** Do this **
Find each line holding the word "monitor" and give the total alone.

** Source data **
* start *

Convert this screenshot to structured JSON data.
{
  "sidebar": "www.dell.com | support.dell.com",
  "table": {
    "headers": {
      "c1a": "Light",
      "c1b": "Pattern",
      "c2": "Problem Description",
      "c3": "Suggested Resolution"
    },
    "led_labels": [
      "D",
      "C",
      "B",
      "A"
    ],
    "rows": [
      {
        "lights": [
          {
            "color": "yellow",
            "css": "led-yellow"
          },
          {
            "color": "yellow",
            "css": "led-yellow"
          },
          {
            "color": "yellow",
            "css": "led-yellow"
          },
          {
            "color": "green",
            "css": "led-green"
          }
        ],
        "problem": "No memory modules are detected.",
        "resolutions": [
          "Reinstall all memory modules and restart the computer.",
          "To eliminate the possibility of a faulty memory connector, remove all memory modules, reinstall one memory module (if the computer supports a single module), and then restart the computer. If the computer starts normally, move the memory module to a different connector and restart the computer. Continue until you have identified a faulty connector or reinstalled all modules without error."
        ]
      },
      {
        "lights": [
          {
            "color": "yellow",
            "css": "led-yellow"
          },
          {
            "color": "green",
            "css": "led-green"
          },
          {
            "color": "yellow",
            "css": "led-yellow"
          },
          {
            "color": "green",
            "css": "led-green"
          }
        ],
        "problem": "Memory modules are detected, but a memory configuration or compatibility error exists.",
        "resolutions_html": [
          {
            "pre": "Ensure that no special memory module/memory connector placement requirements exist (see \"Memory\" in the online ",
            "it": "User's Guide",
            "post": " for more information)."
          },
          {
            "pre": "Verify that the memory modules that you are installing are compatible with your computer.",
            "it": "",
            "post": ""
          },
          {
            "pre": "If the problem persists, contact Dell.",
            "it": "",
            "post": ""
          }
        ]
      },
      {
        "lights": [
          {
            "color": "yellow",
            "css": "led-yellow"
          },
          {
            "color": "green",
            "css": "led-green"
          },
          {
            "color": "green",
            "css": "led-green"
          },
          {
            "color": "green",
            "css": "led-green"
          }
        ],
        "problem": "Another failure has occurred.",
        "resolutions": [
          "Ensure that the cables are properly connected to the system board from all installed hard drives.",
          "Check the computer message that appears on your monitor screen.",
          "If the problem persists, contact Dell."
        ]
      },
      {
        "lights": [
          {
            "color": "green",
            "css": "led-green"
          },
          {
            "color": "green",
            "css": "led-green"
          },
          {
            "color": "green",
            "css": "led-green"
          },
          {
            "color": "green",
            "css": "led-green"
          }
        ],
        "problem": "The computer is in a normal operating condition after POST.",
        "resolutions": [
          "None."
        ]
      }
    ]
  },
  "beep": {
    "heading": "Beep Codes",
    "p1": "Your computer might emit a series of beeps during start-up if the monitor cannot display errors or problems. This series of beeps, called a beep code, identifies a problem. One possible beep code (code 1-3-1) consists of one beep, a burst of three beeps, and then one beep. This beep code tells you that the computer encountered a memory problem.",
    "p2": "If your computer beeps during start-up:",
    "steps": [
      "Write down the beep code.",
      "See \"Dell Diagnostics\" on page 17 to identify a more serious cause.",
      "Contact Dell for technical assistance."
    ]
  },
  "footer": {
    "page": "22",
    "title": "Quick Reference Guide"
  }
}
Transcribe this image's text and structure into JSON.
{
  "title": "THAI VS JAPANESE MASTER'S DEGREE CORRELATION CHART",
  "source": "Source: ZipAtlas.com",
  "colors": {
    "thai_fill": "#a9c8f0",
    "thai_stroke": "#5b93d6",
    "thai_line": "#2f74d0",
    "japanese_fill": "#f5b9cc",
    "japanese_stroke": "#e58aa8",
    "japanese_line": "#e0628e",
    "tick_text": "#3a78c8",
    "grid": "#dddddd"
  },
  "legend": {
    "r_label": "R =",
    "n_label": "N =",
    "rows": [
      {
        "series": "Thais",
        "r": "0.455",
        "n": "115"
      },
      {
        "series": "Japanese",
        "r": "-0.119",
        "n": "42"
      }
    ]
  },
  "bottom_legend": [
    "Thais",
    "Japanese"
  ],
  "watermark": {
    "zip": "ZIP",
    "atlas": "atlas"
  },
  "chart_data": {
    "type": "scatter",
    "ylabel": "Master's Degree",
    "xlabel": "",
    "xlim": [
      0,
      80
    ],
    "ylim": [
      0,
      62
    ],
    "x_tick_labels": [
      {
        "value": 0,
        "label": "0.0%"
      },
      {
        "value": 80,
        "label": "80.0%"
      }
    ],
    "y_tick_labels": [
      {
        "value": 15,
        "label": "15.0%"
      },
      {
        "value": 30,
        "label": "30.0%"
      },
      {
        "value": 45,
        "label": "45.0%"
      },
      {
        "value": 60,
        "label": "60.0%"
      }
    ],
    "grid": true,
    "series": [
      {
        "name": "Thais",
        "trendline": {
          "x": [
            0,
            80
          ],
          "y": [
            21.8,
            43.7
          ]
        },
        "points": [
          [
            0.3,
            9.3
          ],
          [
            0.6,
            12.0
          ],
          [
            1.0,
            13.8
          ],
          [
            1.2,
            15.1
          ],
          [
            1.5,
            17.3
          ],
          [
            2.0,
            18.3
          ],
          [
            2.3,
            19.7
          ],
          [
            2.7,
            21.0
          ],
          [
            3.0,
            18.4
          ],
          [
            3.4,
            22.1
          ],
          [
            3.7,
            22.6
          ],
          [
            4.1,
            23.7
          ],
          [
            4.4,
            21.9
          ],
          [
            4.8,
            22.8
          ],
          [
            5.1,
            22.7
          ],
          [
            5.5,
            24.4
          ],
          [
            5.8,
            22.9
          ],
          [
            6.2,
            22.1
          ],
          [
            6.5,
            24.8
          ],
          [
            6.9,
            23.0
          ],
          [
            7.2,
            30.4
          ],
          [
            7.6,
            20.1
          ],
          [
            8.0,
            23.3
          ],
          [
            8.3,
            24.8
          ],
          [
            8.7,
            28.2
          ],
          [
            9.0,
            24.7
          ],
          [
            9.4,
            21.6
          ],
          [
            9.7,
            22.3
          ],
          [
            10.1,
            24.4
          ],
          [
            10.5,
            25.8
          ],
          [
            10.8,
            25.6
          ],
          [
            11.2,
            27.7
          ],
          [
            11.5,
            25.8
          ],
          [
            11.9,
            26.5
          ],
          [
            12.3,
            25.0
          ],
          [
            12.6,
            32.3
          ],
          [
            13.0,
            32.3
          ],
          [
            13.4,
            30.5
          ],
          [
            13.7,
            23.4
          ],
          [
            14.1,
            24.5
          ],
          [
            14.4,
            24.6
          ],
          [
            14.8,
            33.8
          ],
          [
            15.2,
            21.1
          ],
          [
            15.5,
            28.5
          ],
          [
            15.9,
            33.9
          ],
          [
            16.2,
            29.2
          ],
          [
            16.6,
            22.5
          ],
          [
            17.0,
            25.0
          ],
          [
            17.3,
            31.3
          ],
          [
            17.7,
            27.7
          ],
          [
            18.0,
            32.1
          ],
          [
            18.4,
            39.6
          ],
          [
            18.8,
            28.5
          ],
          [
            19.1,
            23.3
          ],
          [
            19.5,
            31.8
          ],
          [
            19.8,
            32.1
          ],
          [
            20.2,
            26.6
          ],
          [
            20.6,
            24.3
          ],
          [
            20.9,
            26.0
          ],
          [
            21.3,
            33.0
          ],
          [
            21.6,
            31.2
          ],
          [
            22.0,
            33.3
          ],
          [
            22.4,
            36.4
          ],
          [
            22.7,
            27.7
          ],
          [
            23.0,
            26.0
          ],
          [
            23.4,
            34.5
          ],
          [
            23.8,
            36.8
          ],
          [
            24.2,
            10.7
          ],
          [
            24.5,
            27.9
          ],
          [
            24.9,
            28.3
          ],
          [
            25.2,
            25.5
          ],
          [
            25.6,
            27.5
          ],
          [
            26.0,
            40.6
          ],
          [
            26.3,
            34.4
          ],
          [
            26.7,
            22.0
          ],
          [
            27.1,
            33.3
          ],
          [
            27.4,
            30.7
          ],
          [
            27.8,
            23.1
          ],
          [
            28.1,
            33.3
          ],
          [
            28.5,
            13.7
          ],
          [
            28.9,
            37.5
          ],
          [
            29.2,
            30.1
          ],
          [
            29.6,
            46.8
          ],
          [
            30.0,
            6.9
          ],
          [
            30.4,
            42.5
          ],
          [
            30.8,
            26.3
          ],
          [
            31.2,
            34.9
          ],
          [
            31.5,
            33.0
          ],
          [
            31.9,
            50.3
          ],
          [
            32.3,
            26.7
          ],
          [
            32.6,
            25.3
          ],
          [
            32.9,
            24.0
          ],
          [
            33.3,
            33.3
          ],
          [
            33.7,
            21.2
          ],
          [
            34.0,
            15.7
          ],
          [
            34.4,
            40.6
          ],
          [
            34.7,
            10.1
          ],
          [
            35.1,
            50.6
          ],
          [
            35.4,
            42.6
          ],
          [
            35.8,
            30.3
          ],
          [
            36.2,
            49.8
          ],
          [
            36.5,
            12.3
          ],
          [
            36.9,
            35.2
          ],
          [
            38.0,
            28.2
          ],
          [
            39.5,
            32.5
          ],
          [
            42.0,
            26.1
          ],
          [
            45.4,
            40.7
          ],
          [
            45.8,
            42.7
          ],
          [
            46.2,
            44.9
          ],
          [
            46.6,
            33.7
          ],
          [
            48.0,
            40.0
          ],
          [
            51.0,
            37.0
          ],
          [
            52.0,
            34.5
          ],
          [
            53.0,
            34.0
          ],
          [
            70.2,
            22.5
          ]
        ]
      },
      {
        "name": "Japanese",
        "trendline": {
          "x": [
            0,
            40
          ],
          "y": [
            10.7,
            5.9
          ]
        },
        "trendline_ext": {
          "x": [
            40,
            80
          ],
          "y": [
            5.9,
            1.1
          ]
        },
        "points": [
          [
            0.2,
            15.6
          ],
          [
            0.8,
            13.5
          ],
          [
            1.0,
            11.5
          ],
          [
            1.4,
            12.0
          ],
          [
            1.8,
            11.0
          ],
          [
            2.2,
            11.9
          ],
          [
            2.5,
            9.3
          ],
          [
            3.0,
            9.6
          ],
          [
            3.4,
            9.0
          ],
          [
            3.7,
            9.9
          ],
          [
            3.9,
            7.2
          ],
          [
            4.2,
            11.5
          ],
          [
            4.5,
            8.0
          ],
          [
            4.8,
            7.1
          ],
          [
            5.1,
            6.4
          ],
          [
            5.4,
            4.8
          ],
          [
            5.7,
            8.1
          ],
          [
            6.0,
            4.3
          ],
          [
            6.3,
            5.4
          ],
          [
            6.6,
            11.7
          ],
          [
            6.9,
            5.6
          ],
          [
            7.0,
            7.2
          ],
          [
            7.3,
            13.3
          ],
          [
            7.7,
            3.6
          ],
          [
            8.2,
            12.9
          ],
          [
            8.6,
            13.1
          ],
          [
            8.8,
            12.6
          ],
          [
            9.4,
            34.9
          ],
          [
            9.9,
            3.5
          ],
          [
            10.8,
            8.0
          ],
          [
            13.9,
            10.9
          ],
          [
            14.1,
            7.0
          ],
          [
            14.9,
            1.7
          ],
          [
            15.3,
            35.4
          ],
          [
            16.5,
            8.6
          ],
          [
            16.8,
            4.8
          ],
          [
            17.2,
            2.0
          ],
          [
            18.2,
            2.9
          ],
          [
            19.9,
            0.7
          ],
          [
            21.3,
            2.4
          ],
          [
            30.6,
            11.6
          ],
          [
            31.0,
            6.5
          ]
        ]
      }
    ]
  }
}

* end *

** Response for this exercise **
2